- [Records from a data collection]
━━━━━━━━━━━━━━━━
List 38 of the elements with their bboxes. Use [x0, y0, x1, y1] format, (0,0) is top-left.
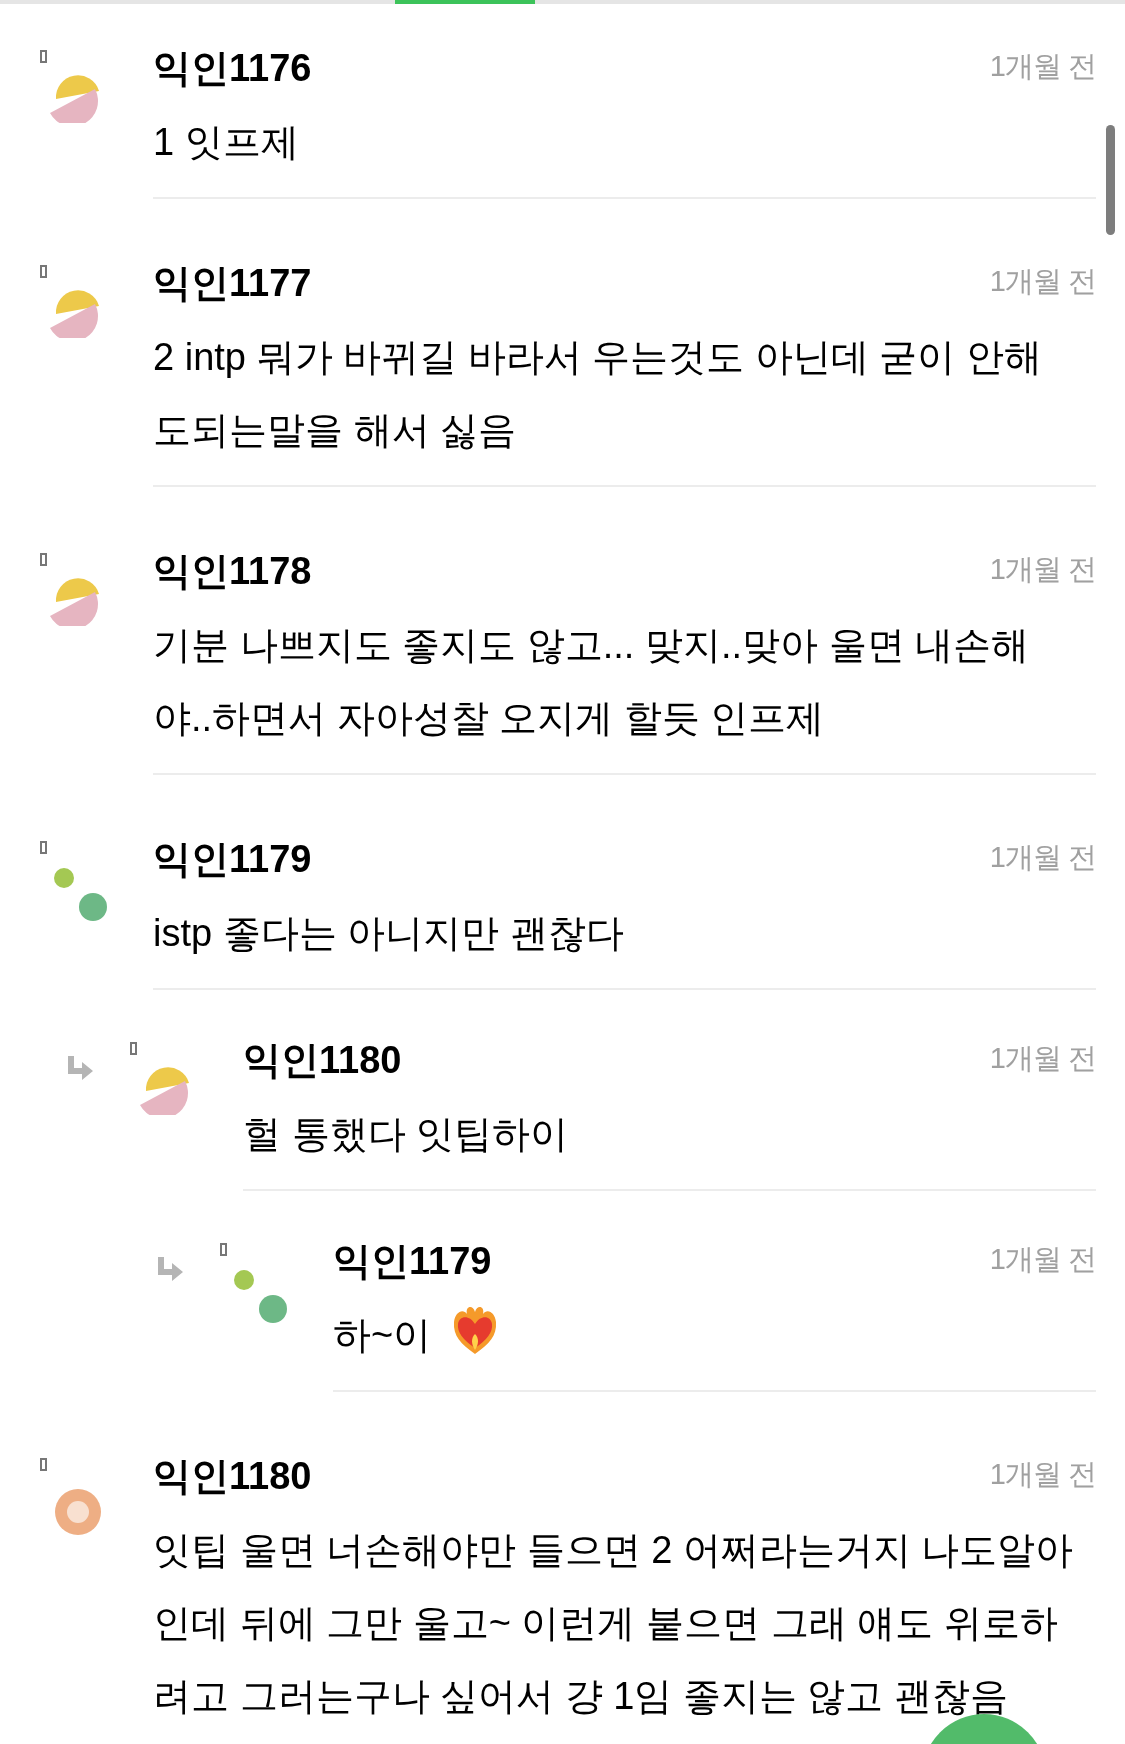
comment-text: 야..하면서 자아성찰 오지게 할듯 인프제 [153, 697, 825, 739]
flag-icon[interactable] [40, 841, 47, 854]
comment-text: 기분 나쁘지도 좋지도 않고... 맞지..맞아 울면 내손해 [153, 624, 1030, 666]
flag-icon[interactable] [130, 1042, 137, 1055]
comment-text: 잇팁 울면 너손해야만 들으면 2 어쩌라는거지 나도알아 [153, 1529, 1074, 1571]
comment-text: istp 좋다는 아니지만 괜찮다 [153, 912, 624, 954]
timestamp: 1개월 전 [989, 49, 1096, 84]
timestamp: 1개월 전 [989, 264, 1096, 299]
flag-icon[interactable] [40, 50, 47, 63]
author-name: 익인1178 [153, 549, 312, 593]
author-name: 익인1179 [333, 1239, 492, 1283]
avatar-icon [234, 1270, 288, 1324]
flag-icon[interactable] [40, 553, 47, 566]
flag-icon[interactable] [40, 265, 47, 278]
timestamp: 1개월 전 [989, 552, 1096, 587]
timestamp: 1개월 전 [989, 1457, 1096, 1492]
author-name: 익인1180 [153, 1454, 312, 1498]
flag-icon[interactable] [220, 1243, 227, 1256]
comment-text: 려고 그러는구나 싶어서 걍 1임 좋지는 않고 괜찮음 [153, 1675, 1009, 1717]
author-name: 익인1177 [153, 261, 312, 305]
timestamp: 1개월 전 [989, 1242, 1096, 1277]
comment-text: 1 잇프제 [153, 121, 299, 163]
avatar-icon [55, 1489, 101, 1535]
comment-text: 인데 뒤에 그만 울고~ 이런게 붙으면 그래 얘도 위로하 [153, 1602, 1058, 1644]
avatar-icon [54, 868, 108, 922]
scroll-bar[interactable] [1106, 125, 1115, 235]
flag-icon[interactable] [40, 1458, 47, 1471]
timestamp: 1개월 전 [989, 1041, 1096, 1076]
author-name: 익인1179 [153, 837, 312, 881]
timestamp: 1개월 전 [989, 840, 1096, 875]
reply-arrow-icon [66, 1054, 94, 1080]
comment-text: 하~이 [333, 1314, 432, 1356]
comment-text: 도되는말을 해서 싫음 [153, 409, 517, 451]
comment-text: 헐 통했다 잇팁하이 [243, 1113, 569, 1155]
author-name: 익인1176 [153, 46, 312, 90]
author-name: 익인1180 [243, 1038, 402, 1082]
reply-arrow-icon [156, 1255, 184, 1281]
comment-text: 2 intp 뭐가 바뀌길 바라서 우는것도 아닌데 굳이 안해 [153, 336, 1042, 378]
━━━━━━━━━━━━━━━━
- [YOUR GOAL] Switch every "flag-icon" in the lines above to "report-icon", keeping everything else unchanged, and omit the pictures from your answer.

- [FULL OUTPUT]
List 38 of the elements with their bboxes. Use [x0, y0, x1, y1] format, (0,0) is top-left.
comment-text: 야..하면서 자아성찰 오지게 할듯 인프제 [153, 697, 825, 739]
report-icon[interactable] [40, 841, 47, 854]
comment-text: 기분 나쁘지도 좋지도 않고... 맞지..맞아 울면 내손해 [153, 624, 1030, 666]
report-icon[interactable] [130, 1042, 137, 1055]
comment-text: 잇팁 울면 너손해야만 들으면 2 어쩌라는거지 나도알아 [153, 1529, 1074, 1571]
comment-text: istp 좋다는 아니지만 괜찮다 [153, 912, 624, 954]
timestamp: 1개월 전 [989, 49, 1096, 84]
timestamp: 1개월 전 [989, 264, 1096, 299]
report-icon[interactable] [40, 50, 47, 63]
author-name: 익인1178 [153, 549, 312, 593]
author-name: 익인1179 [333, 1239, 492, 1283]
avatar-icon [234, 1270, 288, 1324]
report-icon[interactable] [40, 553, 47, 566]
report-icon[interactable] [40, 265, 47, 278]
timestamp: 1개월 전 [989, 552, 1096, 587]
timestamp: 1개월 전 [989, 1457, 1096, 1492]
author-name: 익인1180 [153, 1454, 312, 1498]
report-icon[interactable] [220, 1243, 227, 1256]
comment-text: 려고 그러는구나 싶어서 걍 1임 좋지는 않고 괜찮음 [153, 1675, 1009, 1717]
author-name: 익인1177 [153, 261, 312, 305]
timestamp: 1개월 전 [989, 1242, 1096, 1277]
comment-text: 1 잇프제 [153, 121, 299, 163]
avatar-icon [55, 1489, 101, 1535]
comment-text: 인데 뒤에 그만 울고~ 이런게 붙으면 그래 얘도 위로하 [153, 1602, 1058, 1644]
avatar-icon [54, 868, 108, 922]
scroll-bar[interactable] [1106, 125, 1115, 235]
report-icon[interactable] [40, 1458, 47, 1471]
timestamp: 1개월 전 [989, 1041, 1096, 1076]
author-name: 익인1179 [153, 837, 312, 881]
timestamp: 1개월 전 [989, 840, 1096, 875]
reply-arrow-icon [66, 1054, 94, 1080]
comment-text: 하~이 [333, 1314, 432, 1356]
comment-text: 도되는말을 해서 싫음 [153, 409, 517, 451]
comment-text: 헐 통했다 잇팁하이 [243, 1113, 569, 1155]
author-name: 익인1176 [153, 46, 312, 90]
author-name: 익인1180 [243, 1038, 402, 1082]
reply-arrow-icon [156, 1255, 184, 1281]
comment-text: 2 intp 뭐가 바뀌길 바라서 우는것도 아닌데 굳이 안해 [153, 336, 1042, 378]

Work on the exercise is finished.